WHAT YOU HAVE TO DO:
Any picture among the records should be left out, please; retype the rest exactly.

DATA ENTRIES:
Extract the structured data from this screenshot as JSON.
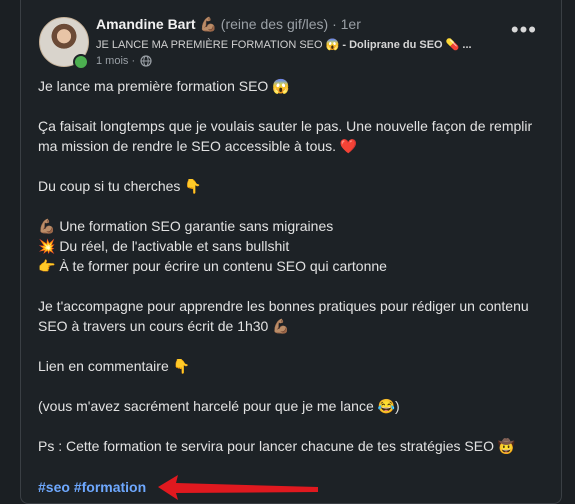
{
  "author": {
    "name": "Amandine Bart",
    "name_emoji": "💪🏽",
    "tagline": "(reine des gif/les)",
    "connection": "· 1er",
    "headline_part1": "JE LANCE MA PREMIÈRE FORMATION SEO 😱",
    "headline_part2": "- Doliprane du SEO 💊 ...",
    "time": "1 mois ·"
  },
  "post": {
    "line1": "Je lance ma première formation SEO 😱",
    "line2": "Ça faisait longtemps que je voulais sauter le pas. Une nouvelle façon de remplir ma mission de rendre le SEO accessible à tous. ❤️",
    "line3": "Du coup si tu cherches 👇",
    "bullet1": "💪🏽 Une formation SEO garantie sans migraines",
    "bullet2": "💥 Du réel, de l'activable et sans bullshit",
    "bullet3": "👉 À te former pour écrire un contenu SEO qui cartonne",
    "line4": "Je t'accompagne pour apprendre les bonnes pratiques pour rédiger un contenu SEO à travers un cours écrit de 1h30 💪🏽",
    "line5": "Lien en commentaire 👇",
    "line6": "(vous m'avez sacrément harcelé pour que je me lance 😂)",
    "line7": "Ps : Cette formation te servira pour lancer chacune de tes stratégies SEO 🤠",
    "hashtag1": "#seo",
    "hashtag2": "#formation"
  },
  "colors": {
    "hashtag": "#6ea8fe",
    "arrow": "#e0191f",
    "presence": "#4caf50"
  }
}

TASK SOLUTION:
Extract the structured data from this screenshot as JSON.
{
  "author": {
    "name": "Amandine Bart",
    "name_emoji": "💪🏽",
    "tagline": "(reine des gif/les)",
    "connection": "· 1er",
    "headline_part1": "JE LANCE MA PREMIÈRE FORMATION SEO 😱",
    "headline_part2": "- Doliprane du SEO 💊 ...",
    "time": "1 mois ·"
  },
  "post": {
    "line1": "Je lance ma première formation SEO 😱",
    "line2": "Ça faisait longtemps que je voulais sauter le pas. Une nouvelle façon de remplir ma mission de rendre le SEO accessible à tous. ❤️",
    "line3": "Du coup si tu cherches 👇",
    "bullet1": "💪🏽 Une formation SEO garantie sans migraines",
    "bullet2": "💥 Du réel, de l'activable et sans bullshit",
    "bullet3": "👉 À te former pour écrire un contenu SEO qui cartonne",
    "line4": "Je t'accompagne pour apprendre les bonnes pratiques pour rédiger un contenu SEO à travers un cours écrit de 1h30 💪🏽",
    "line5": "Lien en commentaire 👇",
    "line6": "(vous m'avez sacrément harcelé pour que je me lance 😂)",
    "line7": "Ps : Cette formation te servira pour lancer chacune de tes stratégies SEO 🤠",
    "hashtag1": "#seo",
    "hashtag2": "#formation"
  },
  "colors": {
    "hashtag": "#6ea8fe",
    "arrow": "#e0191f",
    "presence": "#4caf50"
  }
}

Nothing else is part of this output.